====== SUPPLIED RECORDS ======
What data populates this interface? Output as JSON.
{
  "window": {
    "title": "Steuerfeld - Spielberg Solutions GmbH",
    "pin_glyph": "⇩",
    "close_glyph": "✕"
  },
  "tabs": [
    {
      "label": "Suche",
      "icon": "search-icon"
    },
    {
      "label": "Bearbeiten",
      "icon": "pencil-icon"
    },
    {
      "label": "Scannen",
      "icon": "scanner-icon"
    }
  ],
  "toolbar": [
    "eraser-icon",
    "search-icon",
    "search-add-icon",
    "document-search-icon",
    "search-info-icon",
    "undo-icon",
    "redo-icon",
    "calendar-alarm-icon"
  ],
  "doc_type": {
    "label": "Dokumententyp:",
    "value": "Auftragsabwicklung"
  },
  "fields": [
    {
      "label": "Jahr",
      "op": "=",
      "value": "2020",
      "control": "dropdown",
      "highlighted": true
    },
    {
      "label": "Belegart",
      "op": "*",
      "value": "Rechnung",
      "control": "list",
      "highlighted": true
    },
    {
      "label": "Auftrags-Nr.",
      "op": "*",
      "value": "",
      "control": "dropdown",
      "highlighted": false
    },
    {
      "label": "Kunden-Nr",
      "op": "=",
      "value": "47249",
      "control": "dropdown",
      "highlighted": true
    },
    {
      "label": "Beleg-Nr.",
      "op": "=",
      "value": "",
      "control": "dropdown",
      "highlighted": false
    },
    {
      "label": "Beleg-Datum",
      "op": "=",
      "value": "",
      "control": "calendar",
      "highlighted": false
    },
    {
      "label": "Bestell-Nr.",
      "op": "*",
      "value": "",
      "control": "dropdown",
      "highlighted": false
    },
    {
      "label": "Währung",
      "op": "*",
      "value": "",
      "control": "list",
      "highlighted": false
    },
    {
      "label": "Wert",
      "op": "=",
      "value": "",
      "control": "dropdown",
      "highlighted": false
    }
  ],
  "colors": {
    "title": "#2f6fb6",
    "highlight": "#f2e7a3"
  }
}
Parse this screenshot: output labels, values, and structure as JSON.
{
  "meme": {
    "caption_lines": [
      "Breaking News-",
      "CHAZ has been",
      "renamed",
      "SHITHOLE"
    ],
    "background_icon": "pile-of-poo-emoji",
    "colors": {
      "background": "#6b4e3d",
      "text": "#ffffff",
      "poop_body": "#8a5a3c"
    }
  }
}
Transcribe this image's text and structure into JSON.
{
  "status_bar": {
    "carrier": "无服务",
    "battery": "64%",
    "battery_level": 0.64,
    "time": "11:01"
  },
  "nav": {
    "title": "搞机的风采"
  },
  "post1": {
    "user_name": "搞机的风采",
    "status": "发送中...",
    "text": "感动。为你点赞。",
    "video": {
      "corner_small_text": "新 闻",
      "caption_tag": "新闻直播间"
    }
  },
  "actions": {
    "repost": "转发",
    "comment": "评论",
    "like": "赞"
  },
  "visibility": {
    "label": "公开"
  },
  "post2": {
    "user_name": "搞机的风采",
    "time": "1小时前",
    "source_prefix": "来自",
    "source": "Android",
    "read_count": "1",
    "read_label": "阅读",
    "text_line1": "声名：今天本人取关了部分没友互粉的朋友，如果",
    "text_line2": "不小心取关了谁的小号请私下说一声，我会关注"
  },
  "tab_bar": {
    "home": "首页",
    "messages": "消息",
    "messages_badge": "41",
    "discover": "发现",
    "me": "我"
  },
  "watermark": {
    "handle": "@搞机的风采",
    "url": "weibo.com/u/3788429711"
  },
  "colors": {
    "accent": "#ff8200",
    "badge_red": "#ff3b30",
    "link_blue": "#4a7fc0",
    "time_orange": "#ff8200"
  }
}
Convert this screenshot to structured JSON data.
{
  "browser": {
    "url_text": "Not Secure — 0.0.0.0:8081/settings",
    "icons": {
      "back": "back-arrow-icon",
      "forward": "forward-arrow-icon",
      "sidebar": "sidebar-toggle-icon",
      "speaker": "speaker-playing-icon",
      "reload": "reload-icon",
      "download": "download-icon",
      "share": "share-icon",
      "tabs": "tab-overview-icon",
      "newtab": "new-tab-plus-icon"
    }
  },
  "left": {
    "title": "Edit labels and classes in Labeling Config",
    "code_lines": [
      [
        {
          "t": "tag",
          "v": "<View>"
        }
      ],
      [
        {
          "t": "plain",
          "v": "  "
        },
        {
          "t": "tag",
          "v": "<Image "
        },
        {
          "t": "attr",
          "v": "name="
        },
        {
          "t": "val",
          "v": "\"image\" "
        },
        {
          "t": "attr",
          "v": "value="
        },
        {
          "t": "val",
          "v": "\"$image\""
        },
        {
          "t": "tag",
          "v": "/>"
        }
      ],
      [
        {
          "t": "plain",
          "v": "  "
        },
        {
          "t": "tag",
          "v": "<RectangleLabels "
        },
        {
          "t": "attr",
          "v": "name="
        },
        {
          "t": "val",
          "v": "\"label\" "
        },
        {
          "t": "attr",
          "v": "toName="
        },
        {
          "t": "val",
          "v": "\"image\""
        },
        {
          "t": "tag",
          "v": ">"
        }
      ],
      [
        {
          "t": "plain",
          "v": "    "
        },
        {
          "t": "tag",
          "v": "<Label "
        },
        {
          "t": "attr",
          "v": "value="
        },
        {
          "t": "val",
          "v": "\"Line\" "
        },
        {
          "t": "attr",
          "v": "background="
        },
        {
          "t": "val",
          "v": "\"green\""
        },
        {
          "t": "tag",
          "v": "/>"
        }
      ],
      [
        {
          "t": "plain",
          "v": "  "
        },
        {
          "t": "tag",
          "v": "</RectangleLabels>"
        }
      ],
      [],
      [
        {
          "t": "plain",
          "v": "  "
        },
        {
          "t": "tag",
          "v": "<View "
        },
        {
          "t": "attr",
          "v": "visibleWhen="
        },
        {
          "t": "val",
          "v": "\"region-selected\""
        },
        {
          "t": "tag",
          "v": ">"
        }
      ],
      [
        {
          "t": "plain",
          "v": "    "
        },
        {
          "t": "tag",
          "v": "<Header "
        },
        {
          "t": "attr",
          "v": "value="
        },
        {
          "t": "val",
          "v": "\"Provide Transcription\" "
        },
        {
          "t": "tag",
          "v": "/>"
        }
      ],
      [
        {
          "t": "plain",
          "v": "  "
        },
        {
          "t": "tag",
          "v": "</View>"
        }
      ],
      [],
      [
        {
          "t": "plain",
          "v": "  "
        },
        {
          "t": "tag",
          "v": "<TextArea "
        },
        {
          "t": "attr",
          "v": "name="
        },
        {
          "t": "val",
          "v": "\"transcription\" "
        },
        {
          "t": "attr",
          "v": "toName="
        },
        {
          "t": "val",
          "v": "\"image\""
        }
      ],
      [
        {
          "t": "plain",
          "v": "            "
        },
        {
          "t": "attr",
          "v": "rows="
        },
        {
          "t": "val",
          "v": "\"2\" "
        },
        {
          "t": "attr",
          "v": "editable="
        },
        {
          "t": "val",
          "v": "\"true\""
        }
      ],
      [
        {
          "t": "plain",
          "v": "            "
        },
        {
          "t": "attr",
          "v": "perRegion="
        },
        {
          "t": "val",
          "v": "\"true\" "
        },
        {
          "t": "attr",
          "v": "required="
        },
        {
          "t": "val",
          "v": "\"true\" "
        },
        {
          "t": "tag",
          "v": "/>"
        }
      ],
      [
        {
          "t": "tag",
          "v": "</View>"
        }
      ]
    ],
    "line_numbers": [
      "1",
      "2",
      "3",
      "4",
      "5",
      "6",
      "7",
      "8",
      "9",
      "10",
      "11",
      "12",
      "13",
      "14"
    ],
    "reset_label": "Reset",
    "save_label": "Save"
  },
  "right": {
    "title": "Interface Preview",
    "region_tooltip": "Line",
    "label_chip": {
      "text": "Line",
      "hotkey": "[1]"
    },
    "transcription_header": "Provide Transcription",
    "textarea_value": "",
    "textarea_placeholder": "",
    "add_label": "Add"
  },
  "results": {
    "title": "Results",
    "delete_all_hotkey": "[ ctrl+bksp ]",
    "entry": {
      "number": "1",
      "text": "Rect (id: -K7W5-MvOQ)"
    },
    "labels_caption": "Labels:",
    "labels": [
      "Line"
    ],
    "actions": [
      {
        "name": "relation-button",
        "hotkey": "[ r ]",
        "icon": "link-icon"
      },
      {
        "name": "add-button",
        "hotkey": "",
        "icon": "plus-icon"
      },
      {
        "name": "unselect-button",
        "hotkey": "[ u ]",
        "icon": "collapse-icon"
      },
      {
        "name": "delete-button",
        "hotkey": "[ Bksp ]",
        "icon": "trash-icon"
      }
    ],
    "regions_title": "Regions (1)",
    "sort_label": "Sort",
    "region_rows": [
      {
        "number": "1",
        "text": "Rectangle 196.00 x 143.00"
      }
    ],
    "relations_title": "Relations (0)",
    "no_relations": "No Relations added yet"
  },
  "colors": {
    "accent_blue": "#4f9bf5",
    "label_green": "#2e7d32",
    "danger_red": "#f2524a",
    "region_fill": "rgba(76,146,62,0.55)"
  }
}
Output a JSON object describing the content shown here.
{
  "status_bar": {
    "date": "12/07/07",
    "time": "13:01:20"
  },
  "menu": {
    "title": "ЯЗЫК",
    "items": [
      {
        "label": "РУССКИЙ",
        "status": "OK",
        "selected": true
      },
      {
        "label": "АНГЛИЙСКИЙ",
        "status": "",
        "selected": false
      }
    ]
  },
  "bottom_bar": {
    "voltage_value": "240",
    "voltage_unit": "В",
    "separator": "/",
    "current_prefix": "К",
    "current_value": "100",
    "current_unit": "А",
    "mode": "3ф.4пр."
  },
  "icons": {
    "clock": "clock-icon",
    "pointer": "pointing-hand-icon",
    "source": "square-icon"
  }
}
======
### GOAL OF THE EXERCISE
State, as a bare number, how many lines of the listing hold the word "screenshot".

### RESULT FOR THIS TASK
2